## DIRECTION
Reproduce the data below in full and exclude every picture.

---------- SUPPLIED DATA ----------

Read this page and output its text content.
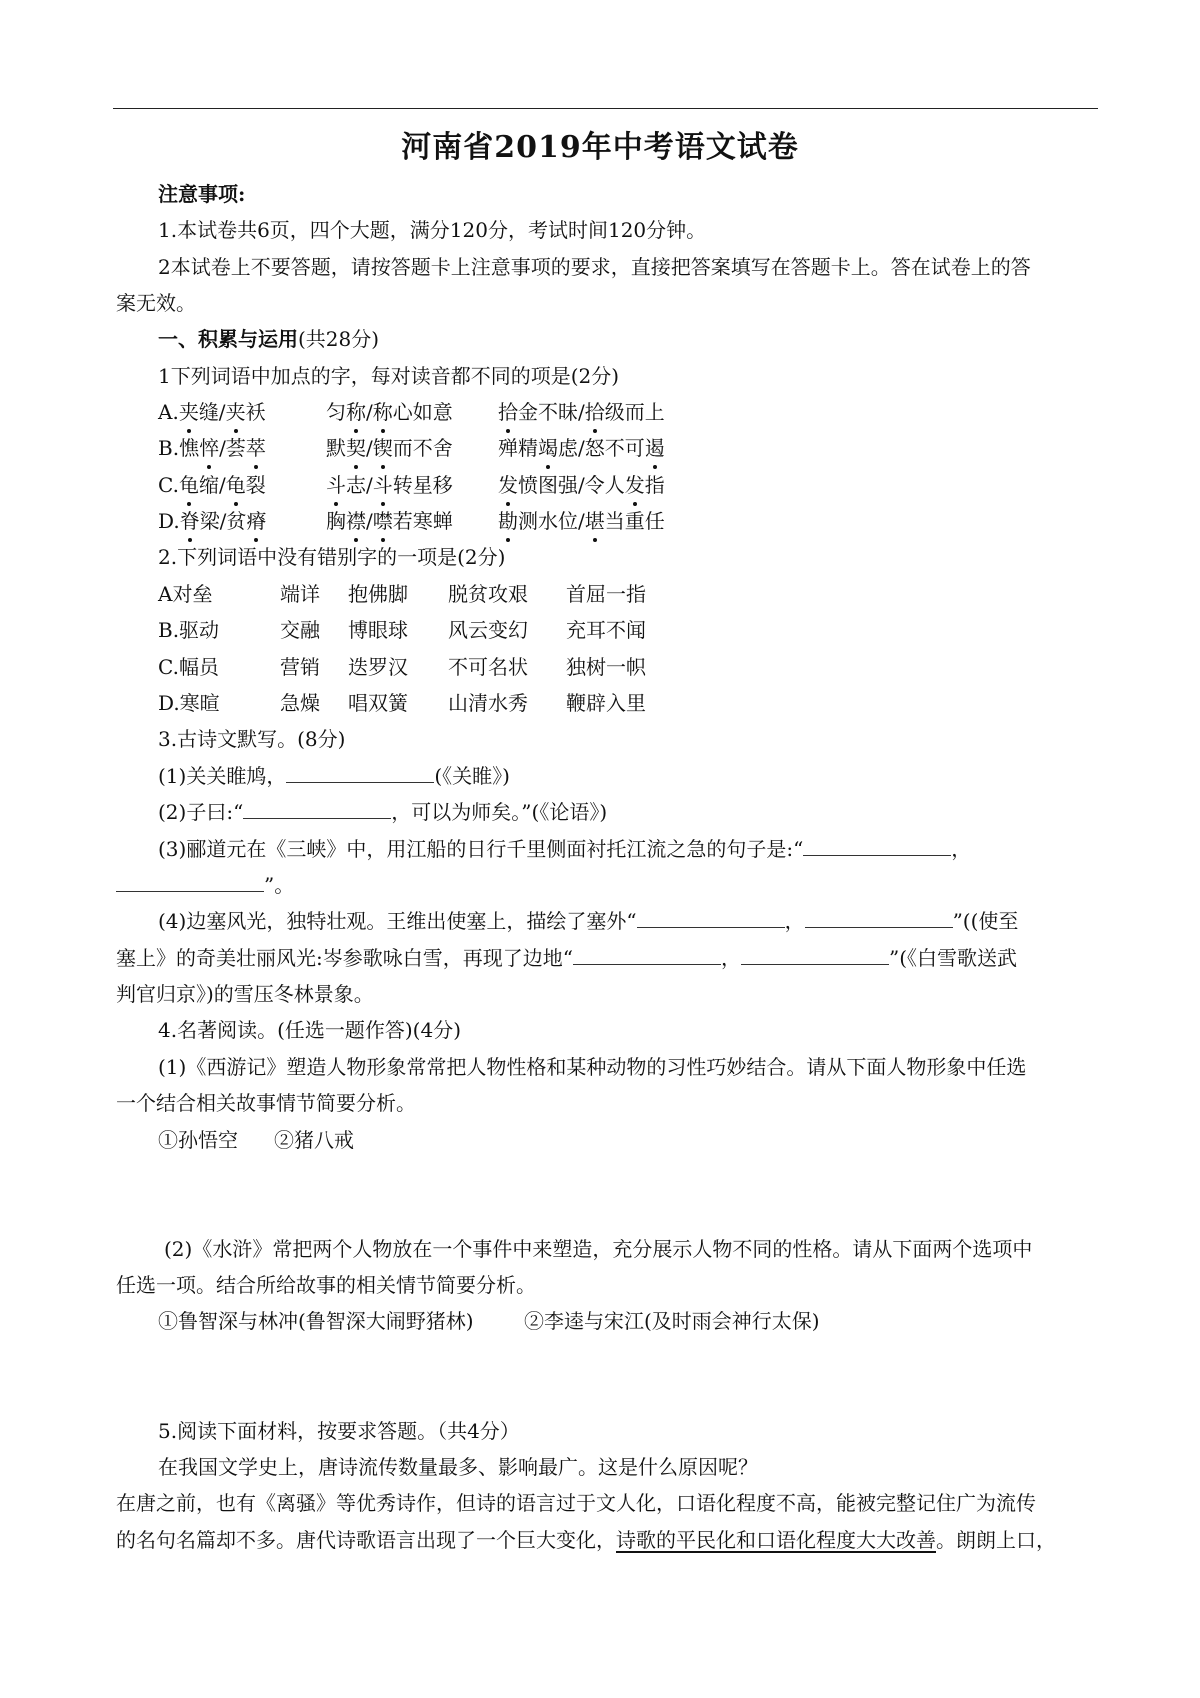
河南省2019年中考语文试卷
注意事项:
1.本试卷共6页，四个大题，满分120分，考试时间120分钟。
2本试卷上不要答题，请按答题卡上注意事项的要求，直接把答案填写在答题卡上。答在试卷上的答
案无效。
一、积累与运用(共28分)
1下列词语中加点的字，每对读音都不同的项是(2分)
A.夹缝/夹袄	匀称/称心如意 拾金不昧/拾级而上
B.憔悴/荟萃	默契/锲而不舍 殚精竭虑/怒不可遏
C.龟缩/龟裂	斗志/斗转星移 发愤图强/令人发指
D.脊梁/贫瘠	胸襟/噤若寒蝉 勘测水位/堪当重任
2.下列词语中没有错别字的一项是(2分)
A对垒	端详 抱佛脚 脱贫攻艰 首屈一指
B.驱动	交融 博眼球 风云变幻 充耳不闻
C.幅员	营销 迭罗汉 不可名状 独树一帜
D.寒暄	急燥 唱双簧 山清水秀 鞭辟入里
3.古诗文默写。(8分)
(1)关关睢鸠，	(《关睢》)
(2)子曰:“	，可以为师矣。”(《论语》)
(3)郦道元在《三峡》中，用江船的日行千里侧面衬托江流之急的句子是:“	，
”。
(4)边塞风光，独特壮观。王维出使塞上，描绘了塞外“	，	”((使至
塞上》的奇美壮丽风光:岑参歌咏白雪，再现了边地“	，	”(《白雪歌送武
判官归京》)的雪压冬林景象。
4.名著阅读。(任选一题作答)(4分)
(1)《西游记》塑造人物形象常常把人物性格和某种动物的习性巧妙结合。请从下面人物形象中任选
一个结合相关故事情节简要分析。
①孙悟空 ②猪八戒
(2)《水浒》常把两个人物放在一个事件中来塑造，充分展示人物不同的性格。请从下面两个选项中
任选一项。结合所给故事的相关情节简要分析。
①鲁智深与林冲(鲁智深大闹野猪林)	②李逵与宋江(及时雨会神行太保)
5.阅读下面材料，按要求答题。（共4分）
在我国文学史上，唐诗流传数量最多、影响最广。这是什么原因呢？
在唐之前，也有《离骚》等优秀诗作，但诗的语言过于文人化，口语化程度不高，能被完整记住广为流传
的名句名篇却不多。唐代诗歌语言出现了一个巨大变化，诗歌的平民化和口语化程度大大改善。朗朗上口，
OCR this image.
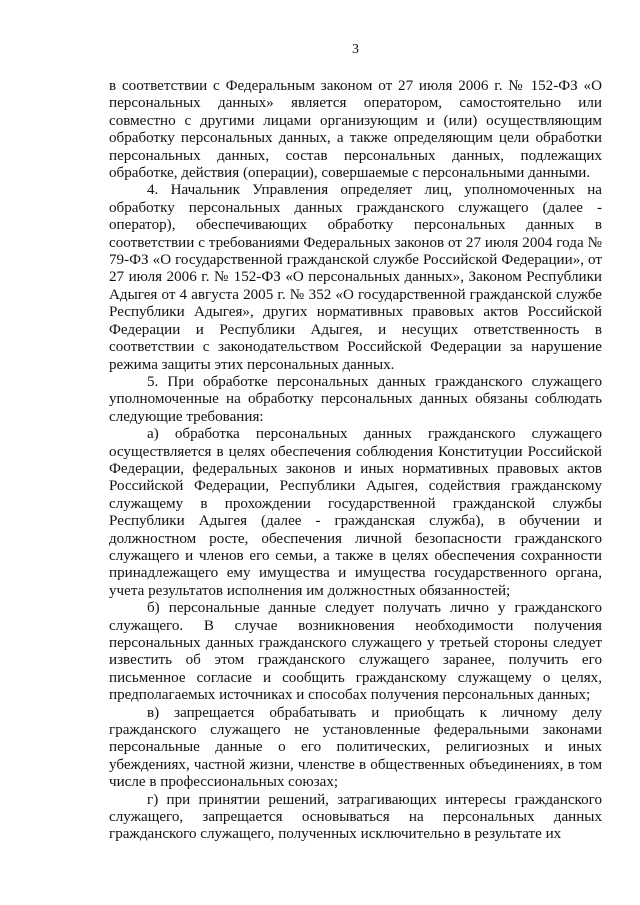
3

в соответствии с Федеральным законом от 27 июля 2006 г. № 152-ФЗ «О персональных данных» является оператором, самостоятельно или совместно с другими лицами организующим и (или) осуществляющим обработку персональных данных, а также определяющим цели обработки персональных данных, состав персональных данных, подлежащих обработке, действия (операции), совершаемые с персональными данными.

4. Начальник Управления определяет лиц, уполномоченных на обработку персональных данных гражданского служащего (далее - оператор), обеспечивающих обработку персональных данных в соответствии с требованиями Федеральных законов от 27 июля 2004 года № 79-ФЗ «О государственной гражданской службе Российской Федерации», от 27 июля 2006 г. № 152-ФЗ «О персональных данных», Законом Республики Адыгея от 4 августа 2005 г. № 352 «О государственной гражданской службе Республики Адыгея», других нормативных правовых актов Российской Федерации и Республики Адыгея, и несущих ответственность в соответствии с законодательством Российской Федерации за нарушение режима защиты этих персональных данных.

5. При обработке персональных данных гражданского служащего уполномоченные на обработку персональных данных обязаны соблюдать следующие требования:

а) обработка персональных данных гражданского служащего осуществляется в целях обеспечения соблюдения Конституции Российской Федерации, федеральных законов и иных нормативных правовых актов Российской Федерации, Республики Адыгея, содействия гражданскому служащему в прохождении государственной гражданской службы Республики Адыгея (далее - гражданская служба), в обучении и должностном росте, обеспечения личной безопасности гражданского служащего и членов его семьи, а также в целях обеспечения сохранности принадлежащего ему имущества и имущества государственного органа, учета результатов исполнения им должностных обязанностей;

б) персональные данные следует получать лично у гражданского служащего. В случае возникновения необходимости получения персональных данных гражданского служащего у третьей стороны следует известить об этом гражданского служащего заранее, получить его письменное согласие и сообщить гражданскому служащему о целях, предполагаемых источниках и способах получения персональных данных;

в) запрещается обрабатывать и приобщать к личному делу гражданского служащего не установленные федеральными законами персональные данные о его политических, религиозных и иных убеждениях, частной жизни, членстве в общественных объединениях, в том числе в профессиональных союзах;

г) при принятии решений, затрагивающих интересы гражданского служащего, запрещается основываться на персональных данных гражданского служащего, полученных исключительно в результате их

----------

## EXERCISE SOLUTION
Read this page and output its text content.
河南省2019年中考语文试卷
注意事项:
1.本试卷共6页，四个大题，满分120分，考试时间120分钟。
2本试卷上不要答题，请按答题卡上注意事项的要求，直接把答案填写在答题卡上。答在试卷上的答
案无效。
一、积累与运用(共28分)
1下列词语中加点的字，每对读音都不同的项是(2分)
A.夹缝/夹袄	匀称/称心如意 拾金不昧/拾级而上
B.憔悴/荟萃	默契/锲而不舍 殚精竭虑/怒不可遏
C.龟缩/龟裂	斗志/斗转星移 发愤图强/令人发指
D.脊梁/贫瘠	胸襟/噤若寒蝉 勘测水位/堪当重任
2.下列词语中没有错别字的一项是(2分)
A对垒	端详 抱佛脚 脱贫攻艰 首屈一指
B.驱动	交融 博眼球 风云变幻 充耳不闻
C.幅员	营销 迭罗汉 不可名状 独树一帜
D.寒暄	急燥 唱双簧 山清水秀 鞭辟入里
3.古诗文默写。(8分)
(1)关关睢鸠，	(《关睢》)
(2)子曰:“	，可以为师矣。”(《论语》)
(3)郦道元在《三峡》中，用江船的日行千里侧面衬托江流之急的句子是:“	，
”。
(4)边塞风光，独特壮观。王维出使塞上，描绘了塞外“	，	”((使至
塞上》的奇美壮丽风光:岑参歌咏白雪，再现了边地“	，	”(《白雪歌送武
判官归京》)的雪压冬林景象。
4.名著阅读。(任选一题作答)(4分)
(1)《西游记》塑造人物形象常常把人物性格和某种动物的习性巧妙结合。请从下面人物形象中任选
一个结合相关故事情节简要分析。
①孙悟空 ②猪八戒
(2)《水浒》常把两个人物放在一个事件中来塑造，充分展示人物不同的性格。请从下面两个选项中
任选一项。结合所给故事的相关情节简要分析。
①鲁智深与林冲(鲁智深大闹野猪林)	②李逵与宋江(及时雨会神行太保)
5.阅读下面材料，按要求答题。（共4分）
在我国文学史上，唐诗流传数量最多、影响最广。这是什么原因呢？
在唐之前，也有《离骚》等优秀诗作，但诗的语言过于文人化，口语化程度不高，能被完整记住广为流传
的名句名篇却不多。唐代诗歌语言出现了一个巨大变化，诗歌的平民化和口语化程度大大改善。朗朗上口，
OCR this image.
3

в соответствии с Федеральным законом от 27 июля 2006 г. № 152-ФЗ «О персональных данных» является оператором, самостоятельно или совместно с другими лицами организующим и (или) осуществляющим обработку персональных данных, а также определяющим цели обработки персональных данных, состав персональных данных, подлежащих обработке, действия (операции), совершаемые с персональными данными.

4. Начальник Управления определяет лиц, уполномоченных на обработку персональных данных гражданского служащего (далее - оператор), обеспечивающих обработку персональных данных в соответствии с требованиями Федеральных законов от 27 июля 2004 года № 79-ФЗ «О государственной гражданской службе Российской Федерации», от 27 июля 2006 г. № 152-ФЗ «О персональных данных», Законом Республики Адыгея от 4 августа 2005 г. № 352 «О государственной гражданской службе Республики Адыгея», других нормативных правовых актов Российской Федерации и Республики Адыгея, и несущих ответственность в соответствии с законодательством Российской Федерации за нарушение режима защиты этих персональных данных.

5. При обработке персональных данных гражданского служащего уполномоченные на обработку персональных данных обязаны соблюдать следующие требования:

а) обработка персональных данных гражданского служащего осуществляется в целях обеспечения соблюдения Конституции Российской Федерации, федеральных законов и иных нормативных правовых актов Российской Федерации, Республики Адыгея, содействия гражданскому служащему в прохождении государственной гражданской службы Республики Адыгея (далее - гражданская служба), в обучении и должностном росте, обеспечения личной безопасности гражданского служащего и членов его семьи, а также в целях обеспечения сохранности принадлежащего ему имущества и имущества государственного органа, учета результатов исполнения им должностных обязанностей;

б) персональные данные следует получать лично у гражданского служащего. В случае возникновения необходимости получения персональных данных гражданского служащего у третьей стороны следует известить об этом гражданского служащего заранее, получить его письменное согласие и сообщить гражданскому служащему о целях, предполагаемых источниках и способах получения персональных данных;

в) запрещается обрабатывать и приобщать к личному делу гражданского служащего не установленные федеральными законами персональные данные о его политических, религиозных и иных убеждениях, частной жизни, членстве в общественных объединениях, в том числе в профессиональных союзах;

г) при принятии решений, затрагивающих интересы гражданского служащего, запрещается основываться на персональных данных гражданского служащего, полученных исключительно в результате их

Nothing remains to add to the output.